To do:
Every entry below should be printed exactly, without its images.

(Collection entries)
★ ★ ★ ★ ★ ★ ★

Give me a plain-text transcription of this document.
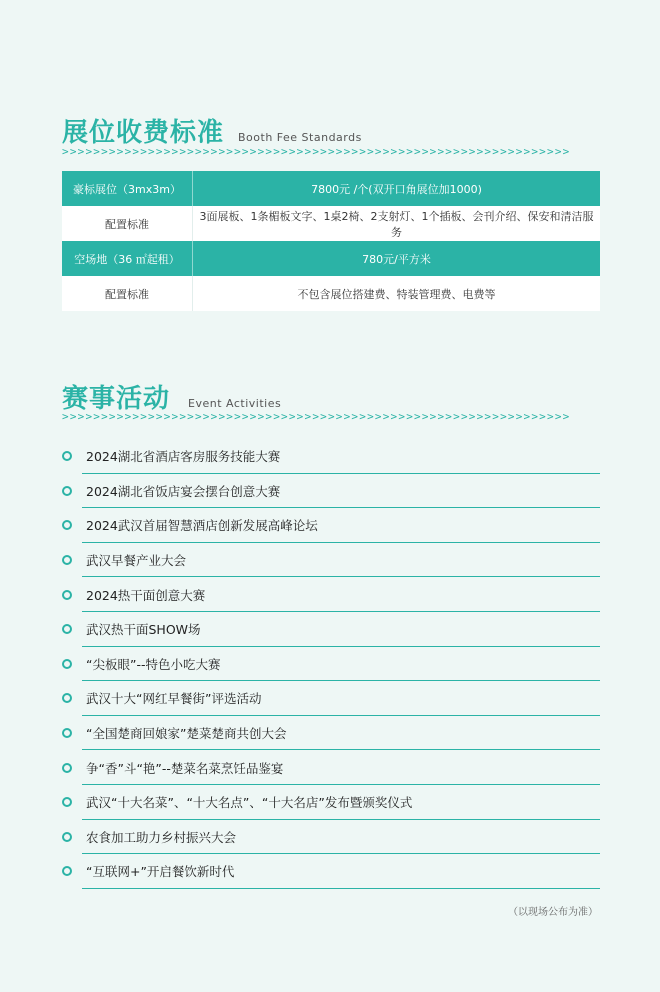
展位收费标准 Booth Fee Standards
>>>>>>>>>>>>>>>>>>>>>>>>>>>>>>>>>>>>>>>>>>>>>>>>>>>>>>>>>>>>>>>>>
豪标展位（3mx3m）	7800元 /个(双开口角展位加1000)
配置标准	3面展板、1条楣板文字、1桌2椅、2支射灯、1个插板、会刊介绍、保安和清洁服务
空场地（36 ㎡起租）	780元/平方米
配置标准	不包含展位搭建费、特装管理费、电费等
赛事活动 Event Activities
>>>>>>>>>>>>>>>>>>>>>>>>>>>>>>>>>>>>>>>>>>>>>>>>>>>>>>>>>>>>>>>>>
2024湖北省酒店客房服务技能大赛
2024湖北省饭店宴会摆台创意大赛
2024武汉首届智慧酒店创新发展高峰论坛
武汉早餐产业大会
2024热干面创意大赛
武汉热干面SHOW场
“尖板眼”--特色小吃大赛
武汉十大“网红早餐街”评选活动
“全国楚商回娘家”楚菜楚商共创大会
争“香”斗“艳”--楚菜名菜烹饪品鉴宴
武汉“十大名菜”、“十大名点”、“十大名店”发布暨颁奖仪式
农食加工助力乡村振兴大会
“互联网+”开启餐饮新时代
（以现场公布为准）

★ ★ ★ ★ ★ ★ ★

Answer to this exercise:
Give me a plain-text transcription of this document.
展位收费标准 Booth Fee Standards
>>>>>>>>>>>>>>>>>>>>>>>>>>>>>>>>>>>>>>>>>>>>>>>>>>>>>>>>>>>>>>>>>
豪标展位（3mx3m）	7800元 /个(双开口角展位加1000)
配置标准	3面展板、1条楣板文字、1桌2椅、2支射灯、1个插板、会刊介绍、保安和清洁服务
空场地（36 ㎡起租）	780元/平方米
配置标准	不包含展位搭建费、特装管理费、电费等
赛事活动 Event Activities
>>>>>>>>>>>>>>>>>>>>>>>>>>>>>>>>>>>>>>>>>>>>>>>>>>>>>>>>>>>>>>>>>
2024湖北省酒店客房服务技能大赛
2024湖北省饭店宴会摆台创意大赛
2024武汉首届智慧酒店创新发展高峰论坛
武汉早餐产业大会
2024热干面创意大赛
武汉热干面SHOW场
“尖板眼”--特色小吃大赛
武汉十大“网红早餐街”评选活动
“全国楚商回娘家”楚菜楚商共创大会
争“香”斗“艳”--楚菜名菜烹饪品鉴宴
武汉“十大名菜”、“十大名点”、“十大名店”发布暨颁奖仪式
农食加工助力乡村振兴大会
“互联网+”开启餐饮新时代
（以现场公布为准）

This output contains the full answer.